### What the task asks
Return every entry exactly as written.
_ _ _ _
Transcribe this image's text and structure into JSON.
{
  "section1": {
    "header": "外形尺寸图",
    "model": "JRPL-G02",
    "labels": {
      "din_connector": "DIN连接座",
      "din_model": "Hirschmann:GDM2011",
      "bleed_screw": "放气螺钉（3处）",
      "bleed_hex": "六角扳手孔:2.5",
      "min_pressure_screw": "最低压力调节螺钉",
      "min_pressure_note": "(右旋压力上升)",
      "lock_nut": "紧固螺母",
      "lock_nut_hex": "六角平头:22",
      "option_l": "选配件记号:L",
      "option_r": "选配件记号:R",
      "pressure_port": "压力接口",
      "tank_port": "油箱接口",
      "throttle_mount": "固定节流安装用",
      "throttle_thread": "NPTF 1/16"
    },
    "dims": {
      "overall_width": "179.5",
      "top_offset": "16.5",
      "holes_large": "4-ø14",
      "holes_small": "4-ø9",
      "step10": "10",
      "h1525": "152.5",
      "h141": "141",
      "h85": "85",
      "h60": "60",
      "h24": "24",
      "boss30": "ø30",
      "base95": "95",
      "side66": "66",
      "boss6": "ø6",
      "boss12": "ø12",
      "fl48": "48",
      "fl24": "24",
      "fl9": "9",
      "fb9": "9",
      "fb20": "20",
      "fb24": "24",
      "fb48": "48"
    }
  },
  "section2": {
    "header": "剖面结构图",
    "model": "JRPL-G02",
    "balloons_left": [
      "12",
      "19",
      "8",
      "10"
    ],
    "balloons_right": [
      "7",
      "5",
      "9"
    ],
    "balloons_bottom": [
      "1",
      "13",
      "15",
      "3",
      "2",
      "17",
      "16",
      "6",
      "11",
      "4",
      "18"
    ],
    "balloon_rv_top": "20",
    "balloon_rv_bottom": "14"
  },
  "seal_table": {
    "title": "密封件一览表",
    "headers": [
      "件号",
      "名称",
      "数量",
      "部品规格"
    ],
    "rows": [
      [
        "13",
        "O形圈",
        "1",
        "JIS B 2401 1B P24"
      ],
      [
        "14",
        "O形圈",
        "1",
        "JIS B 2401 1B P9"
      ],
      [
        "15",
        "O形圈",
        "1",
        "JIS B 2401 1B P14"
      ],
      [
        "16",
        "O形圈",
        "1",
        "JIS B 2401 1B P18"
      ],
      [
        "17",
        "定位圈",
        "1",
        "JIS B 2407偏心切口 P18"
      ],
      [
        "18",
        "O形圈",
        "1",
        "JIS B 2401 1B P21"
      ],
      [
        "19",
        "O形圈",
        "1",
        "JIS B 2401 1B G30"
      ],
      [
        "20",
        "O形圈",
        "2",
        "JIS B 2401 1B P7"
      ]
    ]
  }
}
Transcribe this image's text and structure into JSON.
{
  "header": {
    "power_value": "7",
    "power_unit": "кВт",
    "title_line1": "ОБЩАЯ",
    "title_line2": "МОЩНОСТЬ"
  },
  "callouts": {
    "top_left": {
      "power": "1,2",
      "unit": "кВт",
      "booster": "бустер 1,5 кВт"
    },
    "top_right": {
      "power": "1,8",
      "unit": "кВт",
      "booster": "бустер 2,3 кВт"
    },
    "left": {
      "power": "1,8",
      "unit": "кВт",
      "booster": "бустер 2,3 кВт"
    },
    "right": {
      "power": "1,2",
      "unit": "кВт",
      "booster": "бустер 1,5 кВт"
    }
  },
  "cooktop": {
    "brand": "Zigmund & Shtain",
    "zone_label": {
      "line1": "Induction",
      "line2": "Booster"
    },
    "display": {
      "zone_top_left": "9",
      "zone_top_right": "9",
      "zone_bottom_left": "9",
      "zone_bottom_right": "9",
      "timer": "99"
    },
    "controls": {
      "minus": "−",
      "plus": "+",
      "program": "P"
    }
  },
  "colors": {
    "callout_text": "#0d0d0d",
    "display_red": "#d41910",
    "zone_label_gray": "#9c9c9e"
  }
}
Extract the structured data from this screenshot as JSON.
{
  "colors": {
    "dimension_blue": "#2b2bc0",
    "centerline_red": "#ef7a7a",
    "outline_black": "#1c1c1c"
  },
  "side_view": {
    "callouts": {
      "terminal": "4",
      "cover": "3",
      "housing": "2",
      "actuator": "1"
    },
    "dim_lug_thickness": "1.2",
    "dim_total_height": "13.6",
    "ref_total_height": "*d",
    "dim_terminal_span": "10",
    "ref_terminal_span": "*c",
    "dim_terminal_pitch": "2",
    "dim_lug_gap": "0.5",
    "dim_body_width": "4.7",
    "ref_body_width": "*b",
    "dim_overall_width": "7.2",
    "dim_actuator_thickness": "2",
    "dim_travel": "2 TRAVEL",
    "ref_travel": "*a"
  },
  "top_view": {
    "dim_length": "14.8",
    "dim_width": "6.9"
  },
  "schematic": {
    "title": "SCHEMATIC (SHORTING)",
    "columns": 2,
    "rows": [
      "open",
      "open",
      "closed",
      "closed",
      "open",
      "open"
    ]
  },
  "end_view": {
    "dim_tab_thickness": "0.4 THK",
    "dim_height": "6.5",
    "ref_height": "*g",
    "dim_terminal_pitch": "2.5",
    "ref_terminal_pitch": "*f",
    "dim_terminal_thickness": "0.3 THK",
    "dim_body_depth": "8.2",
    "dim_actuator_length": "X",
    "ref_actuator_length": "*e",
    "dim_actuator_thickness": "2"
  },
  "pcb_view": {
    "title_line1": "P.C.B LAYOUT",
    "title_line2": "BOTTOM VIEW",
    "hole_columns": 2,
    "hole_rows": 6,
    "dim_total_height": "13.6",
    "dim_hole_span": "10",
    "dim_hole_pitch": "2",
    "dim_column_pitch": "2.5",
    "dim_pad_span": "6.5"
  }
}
_ _ _ _
### Output for this exercise
Transcribe this image's text and structure into JSON.
{
  "section1": {
    "header": "外形尺寸图",
    "model": "JRPL-G02",
    "labels": {
      "din_connector": "DIN连接座",
      "din_model": "Hirschmann:GDM2011",
      "bleed_screw": "放气螺钉（3处）",
      "bleed_hex": "六角扳手孔:2.5",
      "min_pressure_screw": "最低压力调节螺钉",
      "min_pressure_note": "(右旋压力上升)",
      "lock_nut": "紧固螺母",
      "lock_nut_hex": "六角平头:22",
      "option_l": "选配件记号:L",
      "option_r": "选配件记号:R",
      "pressure_port": "压力接口",
      "tank_port": "油箱接口",
      "throttle_mount": "固定节流安装用",
      "throttle_thread": "NPTF 1/16"
    },
    "dims": {
      "overall_width": "179.5",
      "top_offset": "16.5",
      "holes_large": "4-ø14",
      "holes_small": "4-ø9",
      "step10": "10",
      "h1525": "152.5",
      "h141": "141",
      "h85": "85",
      "h60": "60",
      "h24": "24",
      "boss30": "ø30",
      "base95": "95",
      "side66": "66",
      "boss6": "ø6",
      "boss12": "ø12",
      "fl48": "48",
      "fl24": "24",
      "fl9": "9",
      "fb9": "9",
      "fb20": "20",
      "fb24": "24",
      "fb48": "48"
    }
  },
  "section2": {
    "header": "剖面结构图",
    "model": "JRPL-G02",
    "balloons_left": [
      "12",
      "19",
      "8",
      "10"
    ],
    "balloons_right": [
      "7",
      "5",
      "9"
    ],
    "balloons_bottom": [
      "1",
      "13",
      "15",
      "3",
      "2",
      "17",
      "16",
      "6",
      "11",
      "4",
      "18"
    ],
    "balloon_rv_top": "20",
    "balloon_rv_bottom": "14"
  },
  "seal_table": {
    "title": "密封件一览表",
    "headers": [
      "件号",
      "名称",
      "数量",
      "部品规格"
    ],
    "rows": [
      [
        "13",
        "O形圈",
        "1",
        "JIS B 2401 1B P24"
      ],
      [
        "14",
        "O形圈",
        "1",
        "JIS B 2401 1B P9"
      ],
      [
        "15",
        "O形圈",
        "1",
        "JIS B 2401 1B P14"
      ],
      [
        "16",
        "O形圈",
        "1",
        "JIS B 2401 1B P18"
      ],
      [
        "17",
        "定位圈",
        "1",
        "JIS B 2407偏心切口 P18"
      ],
      [
        "18",
        "O形圈",
        "1",
        "JIS B 2401 1B P21"
      ],
      [
        "19",
        "O形圈",
        "1",
        "JIS B 2401 1B G30"
      ],
      [
        "20",
        "O形圈",
        "2",
        "JIS B 2401 1B P7"
      ]
    ]
  }
}
Transcribe this image's text and structure into JSON.
{
  "header": {
    "power_value": "7",
    "power_unit": "кВт",
    "title_line1": "ОБЩАЯ",
    "title_line2": "МОЩНОСТЬ"
  },
  "callouts": {
    "top_left": {
      "power": "1,2",
      "unit": "кВт",
      "booster": "бустер 1,5 кВт"
    },
    "top_right": {
      "power": "1,8",
      "unit": "кВт",
      "booster": "бустер 2,3 кВт"
    },
    "left": {
      "power": "1,8",
      "unit": "кВт",
      "booster": "бустер 2,3 кВт"
    },
    "right": {
      "power": "1,2",
      "unit": "кВт",
      "booster": "бустер 1,5 кВт"
    }
  },
  "cooktop": {
    "brand": "Zigmund & Shtain",
    "zone_label": {
      "line1": "Induction",
      "line2": "Booster"
    },
    "display": {
      "zone_top_left": "9",
      "zone_top_right": "9",
      "zone_bottom_left": "9",
      "zone_bottom_right": "9",
      "timer": "99"
    },
    "controls": {
      "minus": "−",
      "plus": "+",
      "program": "P"
    }
  },
  "colors": {
    "callout_text": "#0d0d0d",
    "display_red": "#d41910",
    "zone_label_gray": "#9c9c9e"
  }
}
Extract the structured data from this screenshot as JSON.
{
  "colors": {
    "dimension_blue": "#2b2bc0",
    "centerline_red": "#ef7a7a",
    "outline_black": "#1c1c1c"
  },
  "side_view": {
    "callouts": {
      "terminal": "4",
      "cover": "3",
      "housing": "2",
      "actuator": "1"
    },
    "dim_lug_thickness": "1.2",
    "dim_total_height": "13.6",
    "ref_total_height": "*d",
    "dim_terminal_span": "10",
    "ref_terminal_span": "*c",
    "dim_terminal_pitch": "2",
    "dim_lug_gap": "0.5",
    "dim_body_width": "4.7",
    "ref_body_width": "*b",
    "dim_overall_width": "7.2",
    "dim_actuator_thickness": "2",
    "dim_travel": "2 TRAVEL",
    "ref_travel": "*a"
  },
  "top_view": {
    "dim_length": "14.8",
    "dim_width": "6.9"
  },
  "schematic": {
    "title": "SCHEMATIC (SHORTING)",
    "columns": 2,
    "rows": [
      "open",
      "open",
      "closed",
      "closed",
      "open",
      "open"
    ]
  },
  "end_view": {
    "dim_tab_thickness": "0.4 THK",
    "dim_height": "6.5",
    "ref_height": "*g",
    "dim_terminal_pitch": "2.5",
    "ref_terminal_pitch": "*f",
    "dim_terminal_thickness": "0.3 THK",
    "dim_body_depth": "8.2",
    "dim_actuator_length": "X",
    "ref_actuator_length": "*e",
    "dim_actuator_thickness": "2"
  },
  "pcb_view": {
    "title_line1": "P.C.B LAYOUT",
    "title_line2": "BOTTOM VIEW",
    "hole_columns": 2,
    "hole_rows": 6,
    "dim_total_height": "13.6",
    "dim_hole_span": "10",
    "dim_hole_pitch": "2",
    "dim_column_pitch": "2.5",
    "dim_pad_span": "6.5"
  }
}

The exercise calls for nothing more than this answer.